# [What is being asked]
Can you retype the rows from the very first one through the line that contains "logo-tower-icon [661, 701, 681, 761]", including both ends, without changing anything?

# [Rows from a data collection]
◇ ◇ ◇ ◇ ◇
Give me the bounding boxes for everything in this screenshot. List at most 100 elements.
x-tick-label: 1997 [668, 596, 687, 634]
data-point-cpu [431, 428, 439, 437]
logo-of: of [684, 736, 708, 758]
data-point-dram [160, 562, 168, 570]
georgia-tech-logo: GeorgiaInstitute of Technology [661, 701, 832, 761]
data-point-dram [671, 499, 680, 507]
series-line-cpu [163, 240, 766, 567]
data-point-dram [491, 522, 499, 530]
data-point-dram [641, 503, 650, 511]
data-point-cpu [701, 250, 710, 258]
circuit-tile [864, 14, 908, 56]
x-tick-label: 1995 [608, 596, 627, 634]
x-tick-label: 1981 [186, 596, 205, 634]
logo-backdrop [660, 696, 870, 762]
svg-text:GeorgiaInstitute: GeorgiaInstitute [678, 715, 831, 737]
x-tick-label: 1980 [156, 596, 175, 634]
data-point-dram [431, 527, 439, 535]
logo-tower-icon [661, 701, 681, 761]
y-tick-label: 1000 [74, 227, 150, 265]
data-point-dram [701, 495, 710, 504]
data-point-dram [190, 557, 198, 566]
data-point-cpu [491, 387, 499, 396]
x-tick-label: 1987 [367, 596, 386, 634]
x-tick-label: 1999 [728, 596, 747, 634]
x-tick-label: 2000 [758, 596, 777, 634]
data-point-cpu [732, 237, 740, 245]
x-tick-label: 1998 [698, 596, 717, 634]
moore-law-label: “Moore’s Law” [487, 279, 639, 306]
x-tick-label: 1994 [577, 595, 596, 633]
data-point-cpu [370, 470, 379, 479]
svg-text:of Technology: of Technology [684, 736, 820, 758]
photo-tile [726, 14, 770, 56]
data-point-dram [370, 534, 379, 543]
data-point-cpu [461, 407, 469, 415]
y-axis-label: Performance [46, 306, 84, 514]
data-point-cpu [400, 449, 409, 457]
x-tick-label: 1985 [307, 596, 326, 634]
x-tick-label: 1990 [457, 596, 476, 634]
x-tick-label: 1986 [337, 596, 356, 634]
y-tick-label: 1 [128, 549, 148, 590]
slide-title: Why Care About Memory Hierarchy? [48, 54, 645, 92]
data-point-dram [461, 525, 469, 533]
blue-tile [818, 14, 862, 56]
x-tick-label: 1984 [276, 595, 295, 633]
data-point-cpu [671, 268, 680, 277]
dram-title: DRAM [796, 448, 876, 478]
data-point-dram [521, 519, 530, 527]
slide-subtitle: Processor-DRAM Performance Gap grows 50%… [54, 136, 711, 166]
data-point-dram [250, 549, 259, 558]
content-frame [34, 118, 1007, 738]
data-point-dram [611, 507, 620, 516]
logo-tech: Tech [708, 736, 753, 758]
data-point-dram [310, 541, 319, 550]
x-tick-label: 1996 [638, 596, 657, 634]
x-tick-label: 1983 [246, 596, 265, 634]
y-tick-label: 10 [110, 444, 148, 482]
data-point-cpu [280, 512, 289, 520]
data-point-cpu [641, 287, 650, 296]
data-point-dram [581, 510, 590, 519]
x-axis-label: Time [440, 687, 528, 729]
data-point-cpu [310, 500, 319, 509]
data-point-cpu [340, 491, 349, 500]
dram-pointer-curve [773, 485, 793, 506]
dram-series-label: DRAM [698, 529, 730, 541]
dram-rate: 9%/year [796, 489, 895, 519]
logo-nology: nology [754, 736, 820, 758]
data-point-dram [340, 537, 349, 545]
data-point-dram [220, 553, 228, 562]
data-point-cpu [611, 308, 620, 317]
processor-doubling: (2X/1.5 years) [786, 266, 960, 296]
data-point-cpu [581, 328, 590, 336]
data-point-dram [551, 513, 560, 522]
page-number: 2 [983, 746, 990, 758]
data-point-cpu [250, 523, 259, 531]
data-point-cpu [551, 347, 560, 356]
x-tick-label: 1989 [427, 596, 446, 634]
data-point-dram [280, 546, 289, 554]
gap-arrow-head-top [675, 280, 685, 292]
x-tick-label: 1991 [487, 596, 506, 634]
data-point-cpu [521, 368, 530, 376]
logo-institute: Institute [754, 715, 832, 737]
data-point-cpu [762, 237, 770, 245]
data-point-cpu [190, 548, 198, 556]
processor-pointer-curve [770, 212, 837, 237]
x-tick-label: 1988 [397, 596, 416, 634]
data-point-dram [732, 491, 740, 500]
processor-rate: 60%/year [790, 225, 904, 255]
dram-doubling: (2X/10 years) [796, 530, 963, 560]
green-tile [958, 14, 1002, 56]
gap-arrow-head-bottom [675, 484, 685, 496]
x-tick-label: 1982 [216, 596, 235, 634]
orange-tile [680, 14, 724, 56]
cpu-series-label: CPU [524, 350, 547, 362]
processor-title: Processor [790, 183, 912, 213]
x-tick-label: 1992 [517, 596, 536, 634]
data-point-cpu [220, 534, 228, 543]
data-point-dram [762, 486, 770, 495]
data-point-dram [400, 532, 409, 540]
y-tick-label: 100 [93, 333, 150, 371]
◇ ◇ ◇ ◇ ◇
# [Result]
Give me the bounding boxes for everything in this screenshot. List at most 100 elements.
x-tick-label: 1997 [668, 596, 687, 634]
data-point-cpu [431, 428, 439, 437]
logo-of: of [684, 736, 708, 758]
data-point-dram [160, 562, 168, 570]
georgia-tech-logo: GeorgiaInstitute of Technology [661, 701, 832, 761]
data-point-dram [671, 499, 680, 507]
series-line-cpu [163, 240, 766, 567]
data-point-dram [491, 522, 499, 530]
data-point-dram [641, 503, 650, 511]
data-point-cpu [701, 250, 710, 258]
circuit-tile [864, 14, 908, 56]
x-tick-label: 1995 [608, 596, 627, 634]
x-tick-label: 1981 [186, 596, 205, 634]
logo-backdrop [660, 696, 870, 762]
svg-text:GeorgiaInstitute: GeorgiaInstitute [678, 715, 831, 737]
x-tick-label: 1980 [156, 596, 175, 634]
data-point-dram [431, 527, 439, 535]
logo-tower-icon [661, 701, 681, 761]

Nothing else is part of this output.